__What needs to be done__: Show each line from the listing that includes the word "underlying".

--- start ---

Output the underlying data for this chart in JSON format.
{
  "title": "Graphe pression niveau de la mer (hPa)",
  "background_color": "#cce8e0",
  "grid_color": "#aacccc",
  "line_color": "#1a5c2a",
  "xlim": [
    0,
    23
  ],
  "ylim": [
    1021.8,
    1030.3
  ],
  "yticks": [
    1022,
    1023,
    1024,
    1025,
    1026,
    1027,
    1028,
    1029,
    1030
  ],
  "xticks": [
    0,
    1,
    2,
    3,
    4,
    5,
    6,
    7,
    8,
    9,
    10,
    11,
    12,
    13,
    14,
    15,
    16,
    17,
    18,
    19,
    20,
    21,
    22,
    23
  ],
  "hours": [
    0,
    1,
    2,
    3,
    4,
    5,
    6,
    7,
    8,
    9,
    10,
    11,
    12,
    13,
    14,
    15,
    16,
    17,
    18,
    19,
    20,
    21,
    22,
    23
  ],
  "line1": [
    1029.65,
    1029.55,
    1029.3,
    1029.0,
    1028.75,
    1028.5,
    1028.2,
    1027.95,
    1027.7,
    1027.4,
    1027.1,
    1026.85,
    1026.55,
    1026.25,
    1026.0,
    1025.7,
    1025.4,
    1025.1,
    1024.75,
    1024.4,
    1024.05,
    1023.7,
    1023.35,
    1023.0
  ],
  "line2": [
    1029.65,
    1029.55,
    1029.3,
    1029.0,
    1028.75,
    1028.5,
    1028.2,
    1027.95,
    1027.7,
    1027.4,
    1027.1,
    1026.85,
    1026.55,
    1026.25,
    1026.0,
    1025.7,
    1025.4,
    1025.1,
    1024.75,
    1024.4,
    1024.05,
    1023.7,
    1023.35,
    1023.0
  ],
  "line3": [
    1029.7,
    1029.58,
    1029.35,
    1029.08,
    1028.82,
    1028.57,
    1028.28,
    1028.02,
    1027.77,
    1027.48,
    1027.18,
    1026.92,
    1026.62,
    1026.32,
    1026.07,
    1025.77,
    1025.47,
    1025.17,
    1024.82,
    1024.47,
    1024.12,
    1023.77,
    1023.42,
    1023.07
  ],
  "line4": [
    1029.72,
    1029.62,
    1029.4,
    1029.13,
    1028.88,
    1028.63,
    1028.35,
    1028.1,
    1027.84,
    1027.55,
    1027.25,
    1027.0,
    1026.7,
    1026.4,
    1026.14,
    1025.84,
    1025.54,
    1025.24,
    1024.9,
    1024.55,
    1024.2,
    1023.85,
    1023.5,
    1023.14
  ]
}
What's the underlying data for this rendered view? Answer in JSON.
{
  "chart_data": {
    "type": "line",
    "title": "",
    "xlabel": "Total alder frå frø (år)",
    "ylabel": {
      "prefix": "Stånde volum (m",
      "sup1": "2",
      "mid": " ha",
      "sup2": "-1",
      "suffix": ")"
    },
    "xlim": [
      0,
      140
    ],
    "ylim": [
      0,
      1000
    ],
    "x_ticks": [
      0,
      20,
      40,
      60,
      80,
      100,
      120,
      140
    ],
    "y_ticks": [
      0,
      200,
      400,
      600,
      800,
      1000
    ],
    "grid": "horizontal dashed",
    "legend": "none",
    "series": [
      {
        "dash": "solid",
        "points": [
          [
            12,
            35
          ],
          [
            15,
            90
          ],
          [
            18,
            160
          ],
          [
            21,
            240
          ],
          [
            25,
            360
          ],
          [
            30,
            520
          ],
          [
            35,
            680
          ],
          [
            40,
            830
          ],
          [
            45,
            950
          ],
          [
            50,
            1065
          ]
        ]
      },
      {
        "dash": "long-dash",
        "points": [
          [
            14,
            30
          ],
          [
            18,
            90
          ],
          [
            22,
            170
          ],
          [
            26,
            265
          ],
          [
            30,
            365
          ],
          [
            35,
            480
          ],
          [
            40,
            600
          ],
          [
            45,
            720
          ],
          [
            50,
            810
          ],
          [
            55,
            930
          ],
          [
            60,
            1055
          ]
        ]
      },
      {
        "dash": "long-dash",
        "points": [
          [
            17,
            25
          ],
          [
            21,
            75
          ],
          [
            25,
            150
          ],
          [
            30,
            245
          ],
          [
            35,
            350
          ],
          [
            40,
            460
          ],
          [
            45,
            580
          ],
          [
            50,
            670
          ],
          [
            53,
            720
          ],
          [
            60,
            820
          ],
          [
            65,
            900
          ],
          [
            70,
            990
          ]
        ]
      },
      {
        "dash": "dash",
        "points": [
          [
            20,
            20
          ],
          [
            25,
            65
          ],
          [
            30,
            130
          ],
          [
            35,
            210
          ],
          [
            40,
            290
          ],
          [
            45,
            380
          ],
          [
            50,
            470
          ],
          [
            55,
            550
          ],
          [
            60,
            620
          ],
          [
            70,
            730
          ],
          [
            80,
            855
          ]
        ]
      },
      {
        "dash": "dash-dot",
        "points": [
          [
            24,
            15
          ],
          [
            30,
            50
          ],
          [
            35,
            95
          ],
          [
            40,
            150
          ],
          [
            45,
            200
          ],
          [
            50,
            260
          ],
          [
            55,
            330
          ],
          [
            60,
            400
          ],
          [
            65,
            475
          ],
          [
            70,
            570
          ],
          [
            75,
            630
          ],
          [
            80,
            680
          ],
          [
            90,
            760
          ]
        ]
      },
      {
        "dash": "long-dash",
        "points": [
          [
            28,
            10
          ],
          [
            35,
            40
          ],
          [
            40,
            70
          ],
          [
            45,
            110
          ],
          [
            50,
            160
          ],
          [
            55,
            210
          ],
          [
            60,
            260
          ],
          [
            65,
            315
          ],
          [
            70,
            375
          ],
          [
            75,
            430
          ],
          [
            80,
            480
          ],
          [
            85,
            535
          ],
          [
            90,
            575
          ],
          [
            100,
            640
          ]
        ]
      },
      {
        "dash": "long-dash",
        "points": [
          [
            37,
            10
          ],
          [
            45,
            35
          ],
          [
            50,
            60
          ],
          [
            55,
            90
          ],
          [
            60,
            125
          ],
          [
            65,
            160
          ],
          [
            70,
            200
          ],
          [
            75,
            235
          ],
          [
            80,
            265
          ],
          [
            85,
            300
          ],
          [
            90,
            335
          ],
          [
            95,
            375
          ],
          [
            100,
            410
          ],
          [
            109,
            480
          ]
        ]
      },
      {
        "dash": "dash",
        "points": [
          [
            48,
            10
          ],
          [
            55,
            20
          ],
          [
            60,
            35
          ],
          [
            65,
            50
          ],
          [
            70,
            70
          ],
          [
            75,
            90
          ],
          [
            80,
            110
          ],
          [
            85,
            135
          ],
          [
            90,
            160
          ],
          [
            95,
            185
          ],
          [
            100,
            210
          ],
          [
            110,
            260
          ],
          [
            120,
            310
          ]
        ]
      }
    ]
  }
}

--- end ---

__Written solution__:
Output the underlying data for this chart in JSON format.
What's the underlying data for this rendered view? Answer in JSON.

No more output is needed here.